--- Task objective ---
Give as output the line that contains "Read this page and output its text content.", followed by every remaining line of the entries, unchanged and with nothing added.

--- Record list ---

━━━

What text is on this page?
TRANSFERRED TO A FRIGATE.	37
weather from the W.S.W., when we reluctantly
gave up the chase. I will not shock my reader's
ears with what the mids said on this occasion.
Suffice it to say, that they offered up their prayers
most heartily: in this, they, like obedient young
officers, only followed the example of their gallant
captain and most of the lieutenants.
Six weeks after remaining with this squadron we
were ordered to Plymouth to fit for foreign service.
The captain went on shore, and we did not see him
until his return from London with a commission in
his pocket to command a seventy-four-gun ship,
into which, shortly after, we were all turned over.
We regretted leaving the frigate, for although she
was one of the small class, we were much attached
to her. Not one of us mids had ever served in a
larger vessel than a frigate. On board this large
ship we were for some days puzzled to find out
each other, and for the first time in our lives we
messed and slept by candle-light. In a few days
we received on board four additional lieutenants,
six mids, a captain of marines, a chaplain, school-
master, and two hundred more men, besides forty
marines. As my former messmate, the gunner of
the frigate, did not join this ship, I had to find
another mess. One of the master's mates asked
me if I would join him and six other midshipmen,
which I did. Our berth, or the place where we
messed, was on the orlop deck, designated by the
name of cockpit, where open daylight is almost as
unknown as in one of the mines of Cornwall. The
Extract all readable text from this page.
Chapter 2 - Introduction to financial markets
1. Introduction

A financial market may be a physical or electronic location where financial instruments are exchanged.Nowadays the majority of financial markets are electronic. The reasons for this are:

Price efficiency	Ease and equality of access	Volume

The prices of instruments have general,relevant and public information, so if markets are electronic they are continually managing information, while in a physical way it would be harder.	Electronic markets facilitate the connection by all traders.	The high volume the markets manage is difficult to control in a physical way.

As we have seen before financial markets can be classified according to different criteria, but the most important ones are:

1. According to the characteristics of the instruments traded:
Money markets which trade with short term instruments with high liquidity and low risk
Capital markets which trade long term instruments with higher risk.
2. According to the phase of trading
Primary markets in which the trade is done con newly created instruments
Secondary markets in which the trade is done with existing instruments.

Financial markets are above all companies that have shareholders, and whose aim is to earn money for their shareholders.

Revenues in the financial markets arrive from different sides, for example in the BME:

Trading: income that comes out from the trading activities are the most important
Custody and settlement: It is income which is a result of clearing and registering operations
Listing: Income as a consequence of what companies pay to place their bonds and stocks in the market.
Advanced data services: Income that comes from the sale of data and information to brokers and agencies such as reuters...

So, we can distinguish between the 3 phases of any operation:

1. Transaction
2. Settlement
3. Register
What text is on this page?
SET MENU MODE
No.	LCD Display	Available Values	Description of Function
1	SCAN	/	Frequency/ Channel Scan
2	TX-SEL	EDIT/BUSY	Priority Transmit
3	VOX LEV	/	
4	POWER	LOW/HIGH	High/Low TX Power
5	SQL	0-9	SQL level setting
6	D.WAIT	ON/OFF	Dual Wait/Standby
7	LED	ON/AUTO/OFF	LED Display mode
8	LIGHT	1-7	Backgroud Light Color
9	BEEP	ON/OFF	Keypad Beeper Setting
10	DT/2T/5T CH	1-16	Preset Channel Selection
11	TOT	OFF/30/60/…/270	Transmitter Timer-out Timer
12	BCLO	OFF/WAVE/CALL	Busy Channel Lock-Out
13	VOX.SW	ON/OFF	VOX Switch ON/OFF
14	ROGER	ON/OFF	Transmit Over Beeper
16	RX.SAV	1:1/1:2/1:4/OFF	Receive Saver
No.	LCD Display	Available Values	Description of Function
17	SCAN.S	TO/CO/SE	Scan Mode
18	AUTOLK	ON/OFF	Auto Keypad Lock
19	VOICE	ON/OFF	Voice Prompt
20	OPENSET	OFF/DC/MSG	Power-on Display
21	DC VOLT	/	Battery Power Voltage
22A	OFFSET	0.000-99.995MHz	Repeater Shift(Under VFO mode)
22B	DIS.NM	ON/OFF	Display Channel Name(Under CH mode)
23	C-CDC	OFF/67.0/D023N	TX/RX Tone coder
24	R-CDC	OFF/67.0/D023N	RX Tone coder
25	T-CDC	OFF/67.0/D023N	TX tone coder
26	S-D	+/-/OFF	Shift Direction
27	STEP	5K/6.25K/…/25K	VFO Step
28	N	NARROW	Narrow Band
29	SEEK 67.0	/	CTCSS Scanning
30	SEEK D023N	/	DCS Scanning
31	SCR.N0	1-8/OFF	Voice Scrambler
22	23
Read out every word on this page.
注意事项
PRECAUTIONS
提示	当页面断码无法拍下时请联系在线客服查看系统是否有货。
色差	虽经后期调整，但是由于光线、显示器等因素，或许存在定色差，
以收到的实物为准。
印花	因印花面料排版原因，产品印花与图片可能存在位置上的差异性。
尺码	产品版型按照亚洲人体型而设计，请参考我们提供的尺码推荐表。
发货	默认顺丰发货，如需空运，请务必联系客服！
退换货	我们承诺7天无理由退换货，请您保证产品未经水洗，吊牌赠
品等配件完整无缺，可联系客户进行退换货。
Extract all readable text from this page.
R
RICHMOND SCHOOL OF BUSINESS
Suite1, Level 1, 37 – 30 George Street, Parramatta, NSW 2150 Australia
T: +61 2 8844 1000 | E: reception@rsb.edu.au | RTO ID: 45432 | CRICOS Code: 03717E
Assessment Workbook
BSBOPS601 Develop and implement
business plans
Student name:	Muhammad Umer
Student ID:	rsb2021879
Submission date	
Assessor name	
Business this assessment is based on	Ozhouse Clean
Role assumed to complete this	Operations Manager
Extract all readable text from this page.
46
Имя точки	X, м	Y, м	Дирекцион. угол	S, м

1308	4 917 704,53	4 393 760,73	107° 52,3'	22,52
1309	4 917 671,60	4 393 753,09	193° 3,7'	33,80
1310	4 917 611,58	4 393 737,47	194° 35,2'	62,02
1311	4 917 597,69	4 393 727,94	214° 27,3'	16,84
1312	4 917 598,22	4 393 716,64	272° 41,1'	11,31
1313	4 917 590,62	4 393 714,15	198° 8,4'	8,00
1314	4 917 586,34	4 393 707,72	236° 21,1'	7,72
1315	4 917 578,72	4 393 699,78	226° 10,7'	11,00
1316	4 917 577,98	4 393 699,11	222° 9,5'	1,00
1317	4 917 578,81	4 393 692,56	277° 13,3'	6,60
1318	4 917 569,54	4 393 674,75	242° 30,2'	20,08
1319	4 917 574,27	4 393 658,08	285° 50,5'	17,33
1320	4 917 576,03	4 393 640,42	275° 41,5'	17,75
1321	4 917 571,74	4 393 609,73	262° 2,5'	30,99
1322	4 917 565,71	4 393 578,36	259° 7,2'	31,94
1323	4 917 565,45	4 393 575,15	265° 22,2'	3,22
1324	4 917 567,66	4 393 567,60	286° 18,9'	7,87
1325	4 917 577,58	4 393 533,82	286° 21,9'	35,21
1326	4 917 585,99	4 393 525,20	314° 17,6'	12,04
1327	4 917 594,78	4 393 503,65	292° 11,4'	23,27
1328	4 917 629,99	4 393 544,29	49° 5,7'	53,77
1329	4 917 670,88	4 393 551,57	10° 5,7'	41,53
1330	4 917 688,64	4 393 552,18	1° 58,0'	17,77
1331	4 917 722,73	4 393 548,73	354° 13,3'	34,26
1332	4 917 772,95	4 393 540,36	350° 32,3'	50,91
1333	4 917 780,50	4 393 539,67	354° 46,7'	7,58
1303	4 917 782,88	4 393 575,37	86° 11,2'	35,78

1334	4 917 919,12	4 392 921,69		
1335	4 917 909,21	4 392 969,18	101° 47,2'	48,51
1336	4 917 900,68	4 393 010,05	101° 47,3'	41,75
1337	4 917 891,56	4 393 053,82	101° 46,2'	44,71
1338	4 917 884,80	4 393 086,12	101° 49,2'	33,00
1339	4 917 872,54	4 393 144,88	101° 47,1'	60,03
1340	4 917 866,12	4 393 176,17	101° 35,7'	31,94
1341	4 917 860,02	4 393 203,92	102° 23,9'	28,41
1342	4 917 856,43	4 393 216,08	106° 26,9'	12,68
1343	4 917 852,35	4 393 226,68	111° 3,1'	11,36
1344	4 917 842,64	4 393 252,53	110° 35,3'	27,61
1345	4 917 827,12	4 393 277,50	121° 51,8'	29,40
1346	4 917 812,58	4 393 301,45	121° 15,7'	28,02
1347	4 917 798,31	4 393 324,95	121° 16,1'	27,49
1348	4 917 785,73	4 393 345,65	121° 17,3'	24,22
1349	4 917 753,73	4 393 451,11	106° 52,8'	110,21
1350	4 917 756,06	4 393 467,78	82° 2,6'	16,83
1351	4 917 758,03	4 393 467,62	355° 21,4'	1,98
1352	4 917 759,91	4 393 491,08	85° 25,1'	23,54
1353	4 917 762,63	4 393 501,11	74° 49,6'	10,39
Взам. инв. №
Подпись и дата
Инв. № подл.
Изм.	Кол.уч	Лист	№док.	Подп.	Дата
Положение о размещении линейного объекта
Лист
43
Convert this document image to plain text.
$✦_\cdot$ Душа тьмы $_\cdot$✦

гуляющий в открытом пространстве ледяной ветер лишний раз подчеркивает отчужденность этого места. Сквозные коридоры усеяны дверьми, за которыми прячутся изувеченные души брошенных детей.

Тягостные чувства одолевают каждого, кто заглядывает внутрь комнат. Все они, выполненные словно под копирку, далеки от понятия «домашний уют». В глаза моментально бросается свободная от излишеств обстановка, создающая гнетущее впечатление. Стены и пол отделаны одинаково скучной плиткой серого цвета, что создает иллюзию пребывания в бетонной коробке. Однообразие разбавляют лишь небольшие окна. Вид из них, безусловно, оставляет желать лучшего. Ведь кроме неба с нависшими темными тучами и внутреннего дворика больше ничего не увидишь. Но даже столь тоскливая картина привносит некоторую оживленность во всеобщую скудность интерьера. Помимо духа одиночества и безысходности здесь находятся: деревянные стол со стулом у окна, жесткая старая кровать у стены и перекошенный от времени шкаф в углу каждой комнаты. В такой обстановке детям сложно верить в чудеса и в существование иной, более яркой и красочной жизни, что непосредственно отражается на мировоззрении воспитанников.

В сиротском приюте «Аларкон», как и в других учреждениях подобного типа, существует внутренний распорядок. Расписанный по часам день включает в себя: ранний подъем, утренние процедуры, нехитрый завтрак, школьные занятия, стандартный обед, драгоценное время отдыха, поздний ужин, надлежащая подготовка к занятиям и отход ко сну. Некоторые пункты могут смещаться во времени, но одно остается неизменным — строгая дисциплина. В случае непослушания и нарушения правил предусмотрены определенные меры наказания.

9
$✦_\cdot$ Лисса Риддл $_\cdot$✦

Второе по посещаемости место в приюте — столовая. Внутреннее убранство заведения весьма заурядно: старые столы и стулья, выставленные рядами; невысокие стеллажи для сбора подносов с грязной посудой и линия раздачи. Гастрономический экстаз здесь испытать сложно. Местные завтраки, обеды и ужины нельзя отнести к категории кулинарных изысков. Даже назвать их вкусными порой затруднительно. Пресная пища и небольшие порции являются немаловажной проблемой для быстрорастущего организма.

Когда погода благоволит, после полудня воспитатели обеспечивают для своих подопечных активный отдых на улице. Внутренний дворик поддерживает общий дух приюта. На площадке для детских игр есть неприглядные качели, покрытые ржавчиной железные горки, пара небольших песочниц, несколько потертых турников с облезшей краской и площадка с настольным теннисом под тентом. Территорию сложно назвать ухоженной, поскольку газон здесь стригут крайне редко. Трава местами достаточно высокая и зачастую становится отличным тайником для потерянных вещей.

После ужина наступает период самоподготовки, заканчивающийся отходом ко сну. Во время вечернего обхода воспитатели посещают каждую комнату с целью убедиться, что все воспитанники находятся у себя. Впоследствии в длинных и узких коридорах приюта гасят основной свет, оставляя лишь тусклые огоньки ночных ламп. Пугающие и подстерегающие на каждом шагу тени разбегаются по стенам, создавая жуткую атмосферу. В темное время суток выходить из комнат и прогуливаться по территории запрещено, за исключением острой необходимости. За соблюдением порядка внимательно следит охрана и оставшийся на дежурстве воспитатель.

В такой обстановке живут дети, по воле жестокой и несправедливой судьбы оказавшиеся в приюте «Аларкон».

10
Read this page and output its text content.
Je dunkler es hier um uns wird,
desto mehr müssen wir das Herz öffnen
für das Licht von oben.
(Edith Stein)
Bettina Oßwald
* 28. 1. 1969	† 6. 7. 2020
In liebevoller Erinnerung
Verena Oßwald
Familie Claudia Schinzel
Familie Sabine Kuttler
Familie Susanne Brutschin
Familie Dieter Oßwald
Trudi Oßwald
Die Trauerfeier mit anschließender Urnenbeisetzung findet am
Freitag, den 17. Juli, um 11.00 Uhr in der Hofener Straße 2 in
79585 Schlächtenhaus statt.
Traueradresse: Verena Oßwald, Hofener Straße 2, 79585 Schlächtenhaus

━━━

--- Answer to this exercise ---
Read this page and output its text content.
Je dunkler es hier um uns wird,
desto mehr müssen wir das Herz öffnen
für das Licht von oben.
(Edith Stein)
Bettina Oßwald
* 28. 1. 1969	† 6. 7. 2020
In liebevoller Erinnerung
Verena Oßwald
Familie Claudia Schinzel
Familie Sabine Kuttler
Familie Susanne Brutschin
Familie Dieter Oßwald
Trudi Oßwald
Die Trauerfeier mit anschließender Urnenbeisetzung findet am
Freitag, den 17. Juli, um 11.00 Uhr in der Hofener Straße 2 in
79585 Schlächtenhaus statt.
Traueradresse: Verena Oßwald, Hofener Straße 2, 79585 Schlächtenhaus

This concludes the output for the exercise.